[Begin Provided data]

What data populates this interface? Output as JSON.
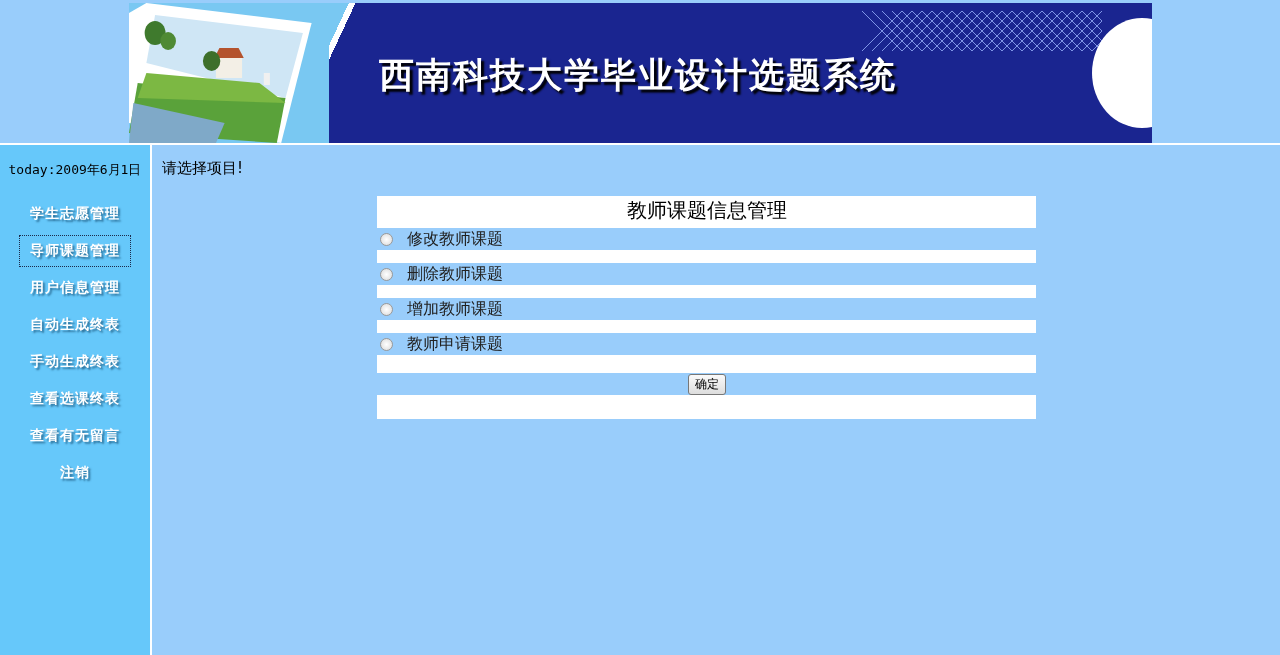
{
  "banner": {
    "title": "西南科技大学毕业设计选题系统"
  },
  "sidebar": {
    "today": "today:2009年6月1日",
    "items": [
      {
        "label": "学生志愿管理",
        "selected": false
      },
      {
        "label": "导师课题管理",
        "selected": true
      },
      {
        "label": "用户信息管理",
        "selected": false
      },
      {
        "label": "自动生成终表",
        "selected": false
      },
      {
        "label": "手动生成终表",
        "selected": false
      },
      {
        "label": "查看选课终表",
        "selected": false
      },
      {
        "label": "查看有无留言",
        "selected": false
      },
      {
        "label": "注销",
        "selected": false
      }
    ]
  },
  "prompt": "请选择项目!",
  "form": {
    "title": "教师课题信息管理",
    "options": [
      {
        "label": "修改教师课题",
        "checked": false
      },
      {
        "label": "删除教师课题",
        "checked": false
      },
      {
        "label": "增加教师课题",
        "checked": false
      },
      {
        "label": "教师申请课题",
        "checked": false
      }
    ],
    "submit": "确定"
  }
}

[End Provided data]

→ **Aim of the task**
Give back the whole listing as it stands, minus its pictures.

→ **Solution for this task**
What data populates this interface? Output as JSON.
{
  "banner": {
    "title": "西南科技大学毕业设计选题系统"
  },
  "sidebar": {
    "today": "today:2009年6月1日",
    "items": [
      {
        "label": "学生志愿管理",
        "selected": false
      },
      {
        "label": "导师课题管理",
        "selected": true
      },
      {
        "label": "用户信息管理",
        "selected": false
      },
      {
        "label": "自动生成终表",
        "selected": false
      },
      {
        "label": "手动生成终表",
        "selected": false
      },
      {
        "label": "查看选课终表",
        "selected": false
      },
      {
        "label": "查看有无留言",
        "selected": false
      },
      {
        "label": "注销",
        "selected": false
      }
    ]
  },
  "prompt": "请选择项目!",
  "form": {
    "title": "教师课题信息管理",
    "options": [
      {
        "label": "修改教师课题",
        "checked": false
      },
      {
        "label": "删除教师课题",
        "checked": false
      },
      {
        "label": "增加教师课题",
        "checked": false
      },
      {
        "label": "教师申请课题",
        "checked": false
      }
    ],
    "submit": "确定"
  }
}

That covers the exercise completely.